◆ EXTRACTED MATERIAL
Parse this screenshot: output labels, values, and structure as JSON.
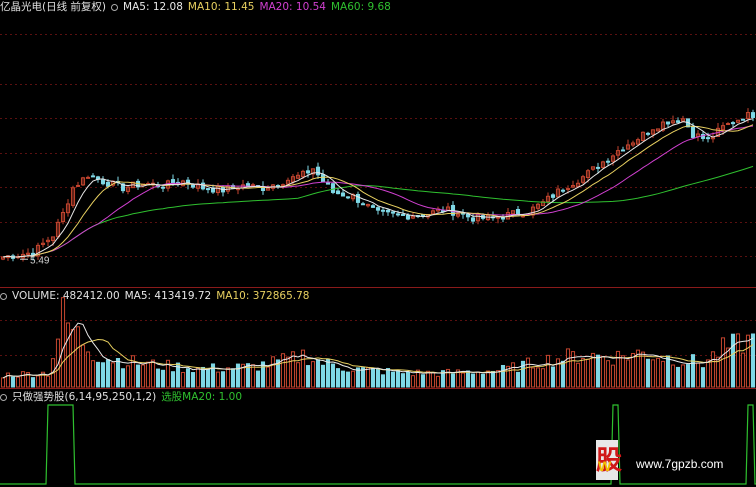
{
  "colors": {
    "up": "#c4452f",
    "down": "#7fd8e6",
    "ma5": "#e8e8e8",
    "ma10": "#e8d060",
    "ma20": "#d040d0",
    "ma60": "#2fc02f",
    "grid": "#5a1010",
    "sep": "#8a1a1a",
    "label": "#d0d0d0",
    "signal": "#2fc02f"
  },
  "price_panel": {
    "title": "亿晶光电(日线 前复权)",
    "ma5_label": "MA5: 12.08",
    "ma10_label": "MA10: 11.45",
    "ma20_label": "MA20: 10.54",
    "ma60_label": "MA60: 9.68",
    "low_marker": "5.49"
  },
  "volume_panel": {
    "vol_label": "VOLUME: 482412.00",
    "ma5_label": "MA5: 413419.72",
    "ma10_label": "MA10: 372865.78"
  },
  "indicator_panel": {
    "name_label": "只做强势股(6,14,95,250,1,2)",
    "signal_label": "选股MA20: 1.00"
  },
  "watermark": {
    "site": "www.7gpzb.com"
  },
  "chart_data": [
    {
      "type": "candlestick",
      "title": "亿晶光电(日线 前复权)",
      "series": [
        {
          "name": "MA5",
          "last": 12.08
        },
        {
          "name": "MA10",
          "last": 11.45
        },
        {
          "name": "MA20",
          "last": 10.54
        },
        {
          "name": "MA60",
          "last": 9.68
        }
      ],
      "low_marker": 5.49,
      "close_path": [
        [
          0,
          5.6
        ],
        [
          6,
          5.8
        ],
        [
          10,
          6.6
        ],
        [
          12,
          7.6
        ],
        [
          14,
          8.8
        ],
        [
          17,
          9.4
        ],
        [
          20,
          9.1
        ],
        [
          24,
          8.8
        ],
        [
          28,
          9.0
        ],
        [
          32,
          8.9
        ],
        [
          36,
          9.1
        ],
        [
          40,
          8.8
        ],
        [
          44,
          8.7
        ],
        [
          48,
          8.9
        ],
        [
          52,
          8.8
        ],
        [
          56,
          9.1
        ],
        [
          60,
          9.4
        ],
        [
          62,
          9.7
        ],
        [
          64,
          9.1
        ],
        [
          66,
          8.6
        ],
        [
          70,
          8.4
        ],
        [
          72,
          8.1
        ],
        [
          75,
          7.6
        ],
        [
          80,
          7.5
        ],
        [
          85,
          7.6
        ],
        [
          88,
          7.8
        ],
        [
          90,
          7.7
        ],
        [
          94,
          7.4
        ],
        [
          98,
          7.4
        ],
        [
          102,
          7.6
        ],
        [
          105,
          7.7
        ],
        [
          108,
          8.1
        ],
        [
          112,
          8.8
        ],
        [
          116,
          9.3
        ],
        [
          120,
          10.0
        ],
        [
          124,
          10.7
        ],
        [
          127,
          11.1
        ],
        [
          130,
          11.6
        ],
        [
          133,
          11.9
        ],
        [
          136,
          12.0
        ],
        [
          138,
          11.3
        ],
        [
          141,
          11.0
        ],
        [
          144,
          11.6
        ],
        [
          148,
          12.1
        ],
        [
          150,
          12.2
        ]
      ]
    },
    {
      "type": "bar",
      "title": "VOLUME",
      "series": [
        {
          "name": "VOLUME",
          "last": 482412.0
        },
        {
          "name": "MA5",
          "last": 413419.72
        },
        {
          "name": "MA10",
          "last": 372865.78
        }
      ],
      "volume_path": [
        [
          0,
          12
        ],
        [
          9,
          14
        ],
        [
          11,
          50
        ],
        [
          12,
          72
        ],
        [
          13,
          62
        ],
        [
          15,
          52
        ],
        [
          18,
          34
        ],
        [
          20,
          30
        ],
        [
          24,
          26
        ],
        [
          30,
          22
        ],
        [
          40,
          18
        ],
        [
          50,
          20
        ],
        [
          58,
          28
        ],
        [
          60,
          32
        ],
        [
          64,
          24
        ],
        [
          70,
          18
        ],
        [
          80,
          14
        ],
        [
          90,
          14
        ],
        [
          100,
          17
        ],
        [
          110,
          28
        ],
        [
          116,
          32
        ],
        [
          122,
          30
        ],
        [
          128,
          34
        ],
        [
          134,
          28
        ],
        [
          140,
          24
        ],
        [
          144,
          38
        ],
        [
          148,
          44
        ],
        [
          150,
          48
        ]
      ]
    },
    {
      "type": "line",
      "title": "只做强势股(6,14,95,250,1,2)",
      "series": [
        {
          "name": "选股MA20",
          "last": 1.0
        }
      ],
      "signal_intervals": [
        [
          9,
          14
        ],
        [
          122,
          123
        ],
        [
          149,
          150
        ]
      ]
    }
  ]
}
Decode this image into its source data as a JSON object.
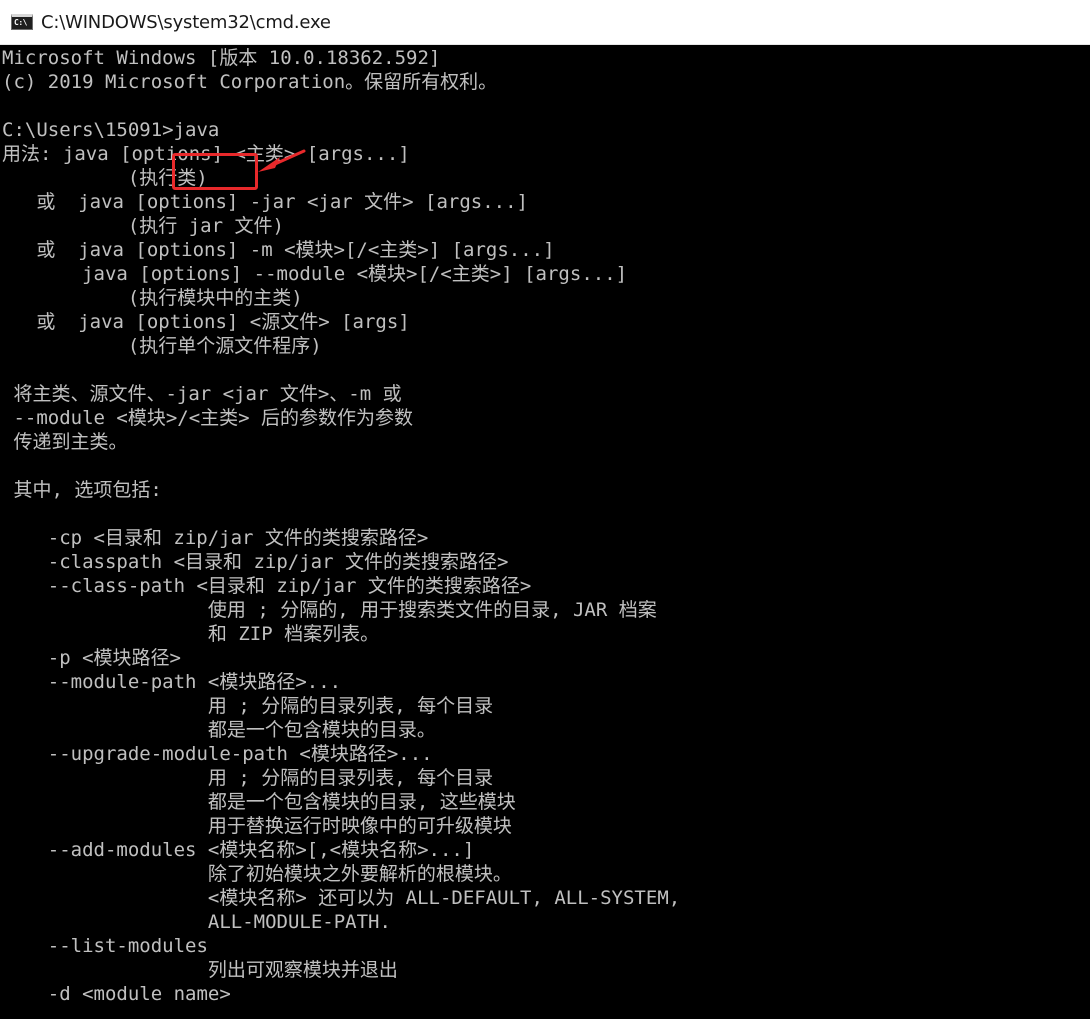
{
  "window": {
    "title": "C:\\WINDOWS\\system32\\cmd.exe",
    "icon": "cmd-console-icon",
    "icon_text": "C:\\"
  },
  "colors": {
    "console_bg": "#000000",
    "console_fg": "#c0c0c0",
    "annotation": "#e8292b"
  },
  "annotation": {
    "icon": "red-arrow-icon"
  },
  "console_lines": [
    "Microsoft Windows [版本 10.0.18362.592]",
    "(c) 2019 Microsoft Corporation。保留所有权利。",
    "",
    "C:\\Users\\15091>java",
    "用法: java [options] <主类> [args...]",
    "           (执行类)",
    "   或  java [options] -jar <jar 文件> [args...]",
    "           (执行 jar 文件)",
    "   或  java [options] -m <模块>[/<主类>] [args...]",
    "       java [options] --module <模块>[/<主类>] [args...]",
    "           (执行模块中的主类)",
    "   或  java [options] <源文件> [args]",
    "           (执行单个源文件程序)",
    "",
    " 将主类、源文件、-jar <jar 文件>、-m 或",
    " --module <模块>/<主类> 后的参数作为参数",
    " 传递到主类。",
    "",
    " 其中, 选项包括:",
    "",
    "    -cp <目录和 zip/jar 文件的类搜索路径>",
    "    -classpath <目录和 zip/jar 文件的类搜索路径>",
    "    --class-path <目录和 zip/jar 文件的类搜索路径>",
    "                  使用 ; 分隔的, 用于搜索类文件的目录, JAR 档案",
    "                  和 ZIP 档案列表。",
    "    -p <模块路径>",
    "    --module-path <模块路径>...",
    "                  用 ; 分隔的目录列表, 每个目录",
    "                  都是一个包含模块的目录。",
    "    --upgrade-module-path <模块路径>...",
    "                  用 ; 分隔的目录列表, 每个目录",
    "                  都是一个包含模块的目录, 这些模块",
    "                  用于替换运行时映像中的可升级模块",
    "    --add-modules <模块名称>[,<模块名称>...]",
    "                  除了初始模块之外要解析的根模块。",
    "                  <模块名称> 还可以为 ALL-DEFAULT, ALL-SYSTEM,",
    "                  ALL-MODULE-PATH.",
    "    --list-modules",
    "                  列出可观察模块并退出",
    "    -d <module name>"
  ]
}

◆ WHAT THE EXERCISE ASKS
Copy out the whole listing exactly, and don't carry over any pictures.

◆ THE SOLUTION
Parse this screenshot: output labels, values, and structure as JSON.
{
  "colors": {
    "up": "#c4452f",
    "down": "#7fd8e6",
    "ma5": "#e8e8e8",
    "ma10": "#e8d060",
    "ma20": "#d040d0",
    "ma60": "#2fc02f",
    "grid": "#5a1010",
    "sep": "#8a1a1a",
    "label": "#d0d0d0",
    "signal": "#2fc02f"
  },
  "price_panel": {
    "title": "亿晶光电(日线 前复权)",
    "ma5_label": "MA5: 12.08",
    "ma10_label": "MA10: 11.45",
    "ma20_label": "MA20: 10.54",
    "ma60_label": "MA60: 9.68",
    "low_marker": "5.49"
  },
  "volume_panel": {
    "vol_label": "VOLUME: 482412.00",
    "ma5_label": "MA5: 413419.72",
    "ma10_label": "MA10: 372865.78"
  },
  "indicator_panel": {
    "name_label": "只做强势股(6,14,95,250,1,2)",
    "signal_label": "选股MA20: 1.00"
  },
  "watermark": {
    "site": "www.7gpzb.com"
  },
  "chart_data": [
    {
      "type": "candlestick",
      "title": "亿晶光电(日线 前复权)",
      "series": [
        {
          "name": "MA5",
          "last": 12.08
        },
        {
          "name": "MA10",
          "last": 11.45
        },
        {
          "name": "MA20",
          "last": 10.54
        },
        {
          "name": "MA60",
          "last": 9.68
        }
      ],
      "low_marker": 5.49,
      "close_path": [
        [
          0,
          5.6
        ],
        [
          6,
          5.8
        ],
        [
          10,
          6.6
        ],
        [
          12,
          7.6
        ],
        [
          14,
          8.8
        ],
        [
          17,
          9.4
        ],
        [
          20,
          9.1
        ],
        [
          24,
          8.8
        ],
        [
          28,
          9.0
        ],
        [
          32,
          8.9
        ],
        [
          36,
          9.1
        ],
        [
          40,
          8.8
        ],
        [
          44,
          8.7
        ],
        [
          48,
          8.9
        ],
        [
          52,
          8.8
        ],
        [
          56,
          9.1
        ],
        [
          60,
          9.4
        ],
        [
          62,
          9.7
        ],
        [
          64,
          9.1
        ],
        [
          66,
          8.6
        ],
        [
          70,
          8.4
        ],
        [
          72,
          8.1
        ],
        [
          75,
          7.6
        ],
        [
          80,
          7.5
        ],
        [
          85,
          7.6
        ],
        [
          88,
          7.8
        ],
        [
          90,
          7.7
        ],
        [
          94,
          7.4
        ],
        [
          98,
          7.4
        ],
        [
          102,
          7.6
        ],
        [
          105,
          7.7
        ],
        [
          108,
          8.1
        ],
        [
          112,
          8.8
        ],
        [
          116,
          9.3
        ],
        [
          120,
          10.0
        ],
        [
          124,
          10.7
        ],
        [
          127,
          11.1
        ],
        [
          130,
          11.6
        ],
        [
          133,
          11.9
        ],
        [
          136,
          12.0
        ],
        [
          138,
          11.3
        ],
        [
          141,
          11.0
        ],
        [
          144,
          11.6
        ],
        [
          148,
          12.1
        ],
        [
          150,
          12.2
        ]
      ]
    },
    {
      "type": "bar",
      "title": "VOLUME",
      "series": [
        {
          "name": "VOLUME",
          "last": 482412.0
        },
        {
          "name": "MA5",
          "last": 413419.72
        },
        {
          "name": "MA10",
          "last": 372865.78
        }
      ],
      "volume_path": [
        [
          0,
          12
        ],
        [
          9,
          14
        ],
        [
          11,
          50
        ],
        [
          12,
          72
        ],
        [
          13,
          62
        ],
        [
          15,
          52
        ],
        [
          18,
          34
        ],
        [
          20,
          30
        ],
        [
          24,
          26
        ],
        [
          30,
          22
        ],
        [
          40,
          18
        ],
        [
          50,
          20
        ],
        [
          58,
          28
        ],
        [
          60,
          32
        ],
        [
          64,
          24
        ],
        [
          70,
          18
        ],
        [
          80,
          14
        ],
        [
          90,
          14
        ],
        [
          100,
          17
        ],
        [
          110,
          28
        ],
        [
          116,
          32
        ],
        [
          122,
          30
        ],
        [
          128,
          34
        ],
        [
          134,
          28
        ],
        [
          140,
          24
        ],
        [
          144,
          38
        ],
        [
          148,
          44
        ],
        [
          150,
          48
        ]
      ]
    },
    {
      "type": "line",
      "title": "只做强势股(6,14,95,250,1,2)",
      "series": [
        {
          "name": "选股MA20",
          "last": 1.0
        }
      ],
      "signal_intervals": [
        [
          9,
          14
        ],
        [
          122,
          123
        ],
        [
          149,
          150
        ]
      ]
    }
  ]
}
Decode this image into its source data as a JSON object.
{
  "window": {
    "title": "C:\\WINDOWS\\system32\\cmd.exe",
    "icon": "cmd-console-icon",
    "icon_text": "C:\\"
  },
  "colors": {
    "console_bg": "#000000",
    "console_fg": "#c0c0c0",
    "annotation": "#e8292b"
  },
  "annotation": {
    "icon": "red-arrow-icon"
  },
  "console_lines": [
    "Microsoft Windows [版本 10.0.18362.592]",
    "(c) 2019 Microsoft Corporation。保留所有权利。",
    "",
    "C:\\Users\\15091>java",
    "用法: java [options] <主类> [args...]",
    "           (执行类)",
    "   或  java [options] -jar <jar 文件> [args...]",
    "           (执行 jar 文件)",
    "   或  java [options] -m <模块>[/<主类>] [args...]",
    "       java [options] --module <模块>[/<主类>] [args...]",
    "           (执行模块中的主类)",
    "   或  java [options] <源文件> [args]",
    "           (执行单个源文件程序)",
    "",
    " 将主类、源文件、-jar <jar 文件>、-m 或",
    " --module <模块>/<主类> 后的参数作为参数",
    " 传递到主类。",
    "",
    " 其中, 选项包括:",
    "",
    "    -cp <目录和 zip/jar 文件的类搜索路径>",
    "    -classpath <目录和 zip/jar 文件的类搜索路径>",
    "    --class-path <目录和 zip/jar 文件的类搜索路径>",
    "                  使用 ; 分隔的, 用于搜索类文件的目录, JAR 档案",
    "                  和 ZIP 档案列表。",
    "    -p <模块路径>",
    "    --module-path <模块路径>...",
    "                  用 ; 分隔的目录列表, 每个目录",
    "                  都是一个包含模块的目录。",
    "    --upgrade-module-path <模块路径>...",
    "                  用 ; 分隔的目录列表, 每个目录",
    "                  都是一个包含模块的目录, 这些模块",
    "                  用于替换运行时映像中的可升级模块",
    "    --add-modules <模块名称>[,<模块名称>...]",
    "                  除了初始模块之外要解析的根模块。",
    "                  <模块名称> 还可以为 ALL-DEFAULT, ALL-SYSTEM,",
    "                  ALL-MODULE-PATH.",
    "    --list-modules",
    "                  列出可观察模块并退出",
    "    -d <module name>"
  ]
}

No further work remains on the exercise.